Here are some entries; quote each one exactly.

• [Records from a data collection]:
========================================================================

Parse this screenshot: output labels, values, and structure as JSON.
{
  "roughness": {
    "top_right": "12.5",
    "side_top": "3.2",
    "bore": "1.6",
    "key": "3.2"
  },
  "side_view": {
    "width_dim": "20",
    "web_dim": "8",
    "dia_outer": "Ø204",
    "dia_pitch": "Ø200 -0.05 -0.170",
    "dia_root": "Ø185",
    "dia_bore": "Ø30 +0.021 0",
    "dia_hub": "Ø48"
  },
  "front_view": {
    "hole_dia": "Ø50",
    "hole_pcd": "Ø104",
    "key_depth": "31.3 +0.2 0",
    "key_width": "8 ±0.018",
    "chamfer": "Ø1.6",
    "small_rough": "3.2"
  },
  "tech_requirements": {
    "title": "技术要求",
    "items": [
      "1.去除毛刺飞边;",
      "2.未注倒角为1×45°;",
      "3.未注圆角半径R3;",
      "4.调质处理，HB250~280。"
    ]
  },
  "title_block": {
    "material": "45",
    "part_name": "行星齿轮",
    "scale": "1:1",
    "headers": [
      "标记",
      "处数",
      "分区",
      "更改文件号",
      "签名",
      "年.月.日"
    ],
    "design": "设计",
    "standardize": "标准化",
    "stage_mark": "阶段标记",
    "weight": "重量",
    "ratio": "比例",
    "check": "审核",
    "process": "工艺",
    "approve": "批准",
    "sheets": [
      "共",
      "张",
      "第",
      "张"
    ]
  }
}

========================================================================

• [The solution]:
Parse this screenshot: output labels, values, and structure as JSON.
{
  "roughness": {
    "top_right": "12.5",
    "side_top": "3.2",
    "bore": "1.6",
    "key": "3.2"
  },
  "side_view": {
    "width_dim": "20",
    "web_dim": "8",
    "dia_outer": "Ø204",
    "dia_pitch": "Ø200 -0.05 -0.170",
    "dia_root": "Ø185",
    "dia_bore": "Ø30 +0.021 0",
    "dia_hub": "Ø48"
  },
  "front_view": {
    "hole_dia": "Ø50",
    "hole_pcd": "Ø104",
    "key_depth": "31.3 +0.2 0",
    "key_width": "8 ±0.018",
    "chamfer": "Ø1.6",
    "small_rough": "3.2"
  },
  "tech_requirements": {
    "title": "技术要求",
    "items": [
      "1.去除毛刺飞边;",
      "2.未注倒角为1×45°;",
      "3.未注圆角半径R3;",
      "4.调质处理，HB250~280。"
    ]
  },
  "title_block": {
    "material": "45",
    "part_name": "行星齿轮",
    "scale": "1:1",
    "headers": [
      "标记",
      "处数",
      "分区",
      "更改文件号",
      "签名",
      "年.月.日"
    ],
    "design": "设计",
    "standardize": "标准化",
    "stage_mark": "阶段标记",
    "weight": "重量",
    "ratio": "比例",
    "check": "审核",
    "process": "工艺",
    "approve": "批准",
    "sheets": [
      "共",
      "张",
      "第",
      "张"
    ]
  }
}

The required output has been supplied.